Your objective >>
What follows is a listing to be transcribed exactly.

Material shown >>
================
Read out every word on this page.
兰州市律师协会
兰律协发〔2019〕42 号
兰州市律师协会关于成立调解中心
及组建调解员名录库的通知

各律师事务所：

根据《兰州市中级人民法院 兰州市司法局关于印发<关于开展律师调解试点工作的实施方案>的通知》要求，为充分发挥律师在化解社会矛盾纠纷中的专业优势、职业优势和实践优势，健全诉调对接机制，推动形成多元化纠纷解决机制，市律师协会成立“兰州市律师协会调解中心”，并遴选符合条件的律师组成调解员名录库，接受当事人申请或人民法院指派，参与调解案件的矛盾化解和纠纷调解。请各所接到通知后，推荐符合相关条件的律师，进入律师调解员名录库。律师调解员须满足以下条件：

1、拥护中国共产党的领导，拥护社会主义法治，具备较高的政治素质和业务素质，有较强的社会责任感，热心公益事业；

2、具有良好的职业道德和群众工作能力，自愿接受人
================
Written reply >>
Read out every word on this page.
兰州市律师协会
兰律协发〔2019〕42 号
兰州市律师协会关于成立调解中心
及组建调解员名录库的通知

各律师事务所：

根据《兰州市中级人民法院 兰州市司法局关于印发<关于开展律师调解试点工作的实施方案>的通知》要求，为充分发挥律师在化解社会矛盾纠纷中的专业优势、职业优势和实践优势，健全诉调对接机制，推动形成多元化纠纷解决机制，市律师协会成立“兰州市律师协会调解中心”，并遴选符合条件的律师组成调解员名录库，接受当事人申请或人民法院指派，参与调解案件的矛盾化解和纠纷调解。请各所接到通知后，推荐符合相关条件的律师，进入律师调解员名录库。律师调解员须满足以下条件：

1、拥护中国共产党的领导，拥护社会主义法治，具备较高的政治素质和业务素质，有较强的社会责任感，热心公益事业；

2、具有良好的职业道德和群众工作能力，自愿接受人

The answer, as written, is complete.